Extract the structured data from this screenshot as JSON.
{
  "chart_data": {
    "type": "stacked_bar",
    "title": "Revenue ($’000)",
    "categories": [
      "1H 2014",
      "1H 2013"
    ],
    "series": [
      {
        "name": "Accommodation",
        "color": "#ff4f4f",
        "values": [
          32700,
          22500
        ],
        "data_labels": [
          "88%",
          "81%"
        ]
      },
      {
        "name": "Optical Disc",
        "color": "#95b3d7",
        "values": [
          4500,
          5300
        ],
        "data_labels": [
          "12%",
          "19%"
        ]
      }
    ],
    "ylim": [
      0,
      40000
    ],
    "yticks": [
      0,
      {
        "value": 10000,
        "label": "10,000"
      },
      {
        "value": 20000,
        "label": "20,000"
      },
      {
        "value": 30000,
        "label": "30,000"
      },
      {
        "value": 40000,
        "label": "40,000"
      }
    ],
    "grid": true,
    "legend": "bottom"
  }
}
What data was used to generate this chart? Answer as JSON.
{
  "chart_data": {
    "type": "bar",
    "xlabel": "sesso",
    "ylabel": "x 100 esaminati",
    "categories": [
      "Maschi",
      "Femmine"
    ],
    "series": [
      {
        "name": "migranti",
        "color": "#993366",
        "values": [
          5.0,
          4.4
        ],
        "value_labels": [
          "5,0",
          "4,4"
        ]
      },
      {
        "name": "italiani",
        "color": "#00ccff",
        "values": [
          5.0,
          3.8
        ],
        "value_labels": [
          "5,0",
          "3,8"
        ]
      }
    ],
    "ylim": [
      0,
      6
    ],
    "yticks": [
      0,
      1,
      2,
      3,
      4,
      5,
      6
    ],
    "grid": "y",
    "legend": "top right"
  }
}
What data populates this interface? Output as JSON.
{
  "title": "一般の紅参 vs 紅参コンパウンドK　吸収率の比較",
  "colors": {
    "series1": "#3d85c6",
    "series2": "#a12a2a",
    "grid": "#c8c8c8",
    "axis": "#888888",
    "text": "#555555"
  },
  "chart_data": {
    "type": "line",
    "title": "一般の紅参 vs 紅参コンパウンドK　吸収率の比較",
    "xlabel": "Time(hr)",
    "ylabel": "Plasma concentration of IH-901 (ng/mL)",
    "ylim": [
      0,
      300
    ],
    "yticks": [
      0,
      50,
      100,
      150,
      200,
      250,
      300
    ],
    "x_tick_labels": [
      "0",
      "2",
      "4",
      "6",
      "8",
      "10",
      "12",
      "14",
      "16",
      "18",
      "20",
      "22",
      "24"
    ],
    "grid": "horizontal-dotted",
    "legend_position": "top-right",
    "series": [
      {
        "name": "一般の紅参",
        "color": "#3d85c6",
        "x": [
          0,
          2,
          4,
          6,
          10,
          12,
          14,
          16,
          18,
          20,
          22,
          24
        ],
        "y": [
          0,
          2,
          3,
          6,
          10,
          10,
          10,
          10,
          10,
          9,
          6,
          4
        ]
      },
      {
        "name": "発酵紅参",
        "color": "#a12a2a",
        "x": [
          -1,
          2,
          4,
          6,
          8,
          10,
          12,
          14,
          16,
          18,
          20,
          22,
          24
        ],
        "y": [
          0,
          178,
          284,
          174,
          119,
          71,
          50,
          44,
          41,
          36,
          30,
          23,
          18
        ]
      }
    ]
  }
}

----

» **JOB**: From the material above, copy each line that includes the word "一般の紅参".

» **EXERCISE OUTPUT**:
  "title": "一般の紅参 vs 紅参コンパウンドK　吸収率の比較",
    "title": "一般の紅参 vs 紅参コンパウンドK　吸収率の比較",
        "name": "一般の紅参",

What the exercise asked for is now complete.